■ WRITTEN REQUEST
Locate the string "WHEN" throughout the material and copy every line in which it occurs.

= = = = = = =

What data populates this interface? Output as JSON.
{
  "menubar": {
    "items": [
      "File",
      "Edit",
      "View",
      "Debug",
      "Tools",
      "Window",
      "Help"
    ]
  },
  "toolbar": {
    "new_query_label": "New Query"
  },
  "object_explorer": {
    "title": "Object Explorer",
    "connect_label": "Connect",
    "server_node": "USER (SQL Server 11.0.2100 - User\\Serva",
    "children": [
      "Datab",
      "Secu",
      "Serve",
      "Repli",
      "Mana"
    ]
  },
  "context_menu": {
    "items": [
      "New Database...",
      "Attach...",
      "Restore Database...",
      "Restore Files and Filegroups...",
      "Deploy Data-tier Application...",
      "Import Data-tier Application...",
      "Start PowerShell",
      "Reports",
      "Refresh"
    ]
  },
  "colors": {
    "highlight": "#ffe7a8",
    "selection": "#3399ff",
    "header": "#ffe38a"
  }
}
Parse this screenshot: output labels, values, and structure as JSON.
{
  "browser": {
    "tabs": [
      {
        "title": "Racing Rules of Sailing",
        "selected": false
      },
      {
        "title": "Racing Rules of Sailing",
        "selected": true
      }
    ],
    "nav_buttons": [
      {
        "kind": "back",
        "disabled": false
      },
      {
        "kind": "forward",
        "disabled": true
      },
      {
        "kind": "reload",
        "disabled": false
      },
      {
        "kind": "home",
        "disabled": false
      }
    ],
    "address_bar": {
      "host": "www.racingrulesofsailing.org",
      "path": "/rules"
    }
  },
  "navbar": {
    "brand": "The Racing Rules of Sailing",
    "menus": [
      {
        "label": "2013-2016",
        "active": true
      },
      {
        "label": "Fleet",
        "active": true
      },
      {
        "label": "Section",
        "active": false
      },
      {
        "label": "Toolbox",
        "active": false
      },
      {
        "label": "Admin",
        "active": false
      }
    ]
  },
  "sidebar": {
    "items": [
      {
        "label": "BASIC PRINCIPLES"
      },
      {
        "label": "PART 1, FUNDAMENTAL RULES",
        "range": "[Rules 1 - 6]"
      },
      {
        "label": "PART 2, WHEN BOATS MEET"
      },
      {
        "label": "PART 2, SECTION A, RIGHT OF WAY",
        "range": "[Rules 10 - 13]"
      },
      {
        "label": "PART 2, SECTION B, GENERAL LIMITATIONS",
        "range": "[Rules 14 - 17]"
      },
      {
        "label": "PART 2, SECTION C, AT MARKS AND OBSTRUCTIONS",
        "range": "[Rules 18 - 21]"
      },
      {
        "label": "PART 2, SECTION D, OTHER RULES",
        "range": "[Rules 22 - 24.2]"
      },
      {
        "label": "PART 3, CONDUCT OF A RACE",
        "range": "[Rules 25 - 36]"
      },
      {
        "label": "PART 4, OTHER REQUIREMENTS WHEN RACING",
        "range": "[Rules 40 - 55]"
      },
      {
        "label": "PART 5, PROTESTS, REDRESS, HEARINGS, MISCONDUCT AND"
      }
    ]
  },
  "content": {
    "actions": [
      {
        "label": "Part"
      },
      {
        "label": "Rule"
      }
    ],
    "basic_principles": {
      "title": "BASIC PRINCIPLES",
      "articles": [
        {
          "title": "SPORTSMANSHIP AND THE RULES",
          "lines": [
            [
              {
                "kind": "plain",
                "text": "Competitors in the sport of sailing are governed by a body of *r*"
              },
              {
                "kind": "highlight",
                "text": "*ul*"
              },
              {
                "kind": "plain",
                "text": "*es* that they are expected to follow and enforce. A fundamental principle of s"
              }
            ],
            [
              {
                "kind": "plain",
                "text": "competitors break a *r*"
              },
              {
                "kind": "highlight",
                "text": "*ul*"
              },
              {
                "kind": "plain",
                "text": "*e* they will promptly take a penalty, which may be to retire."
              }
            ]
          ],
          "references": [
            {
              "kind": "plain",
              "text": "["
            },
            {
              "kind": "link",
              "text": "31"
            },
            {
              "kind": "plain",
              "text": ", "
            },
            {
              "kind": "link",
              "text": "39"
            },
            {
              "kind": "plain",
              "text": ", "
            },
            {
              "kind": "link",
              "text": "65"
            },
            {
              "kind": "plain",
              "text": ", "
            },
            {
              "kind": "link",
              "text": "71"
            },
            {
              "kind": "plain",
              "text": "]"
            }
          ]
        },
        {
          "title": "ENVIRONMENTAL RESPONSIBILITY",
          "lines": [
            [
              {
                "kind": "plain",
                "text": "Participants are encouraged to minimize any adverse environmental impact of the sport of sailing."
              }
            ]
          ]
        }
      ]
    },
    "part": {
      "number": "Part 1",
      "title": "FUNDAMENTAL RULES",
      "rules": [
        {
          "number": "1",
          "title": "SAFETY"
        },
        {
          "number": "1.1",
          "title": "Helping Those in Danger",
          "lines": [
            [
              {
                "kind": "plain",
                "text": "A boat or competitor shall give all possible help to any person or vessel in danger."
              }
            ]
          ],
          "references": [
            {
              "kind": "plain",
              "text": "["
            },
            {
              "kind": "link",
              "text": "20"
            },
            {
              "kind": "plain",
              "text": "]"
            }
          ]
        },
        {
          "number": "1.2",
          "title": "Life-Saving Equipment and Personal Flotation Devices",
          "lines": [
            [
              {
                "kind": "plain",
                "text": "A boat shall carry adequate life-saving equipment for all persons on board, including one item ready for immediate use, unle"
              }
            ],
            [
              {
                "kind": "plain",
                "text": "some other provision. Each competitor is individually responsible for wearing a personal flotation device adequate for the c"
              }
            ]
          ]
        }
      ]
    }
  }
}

= = = = = = =

■ RESULT FOR THIS EXERCISE
        "label": "PART 2, WHEN BOATS MEET"
        "label": "PART 4, OTHER REQUIREMENTS WHEN RACING",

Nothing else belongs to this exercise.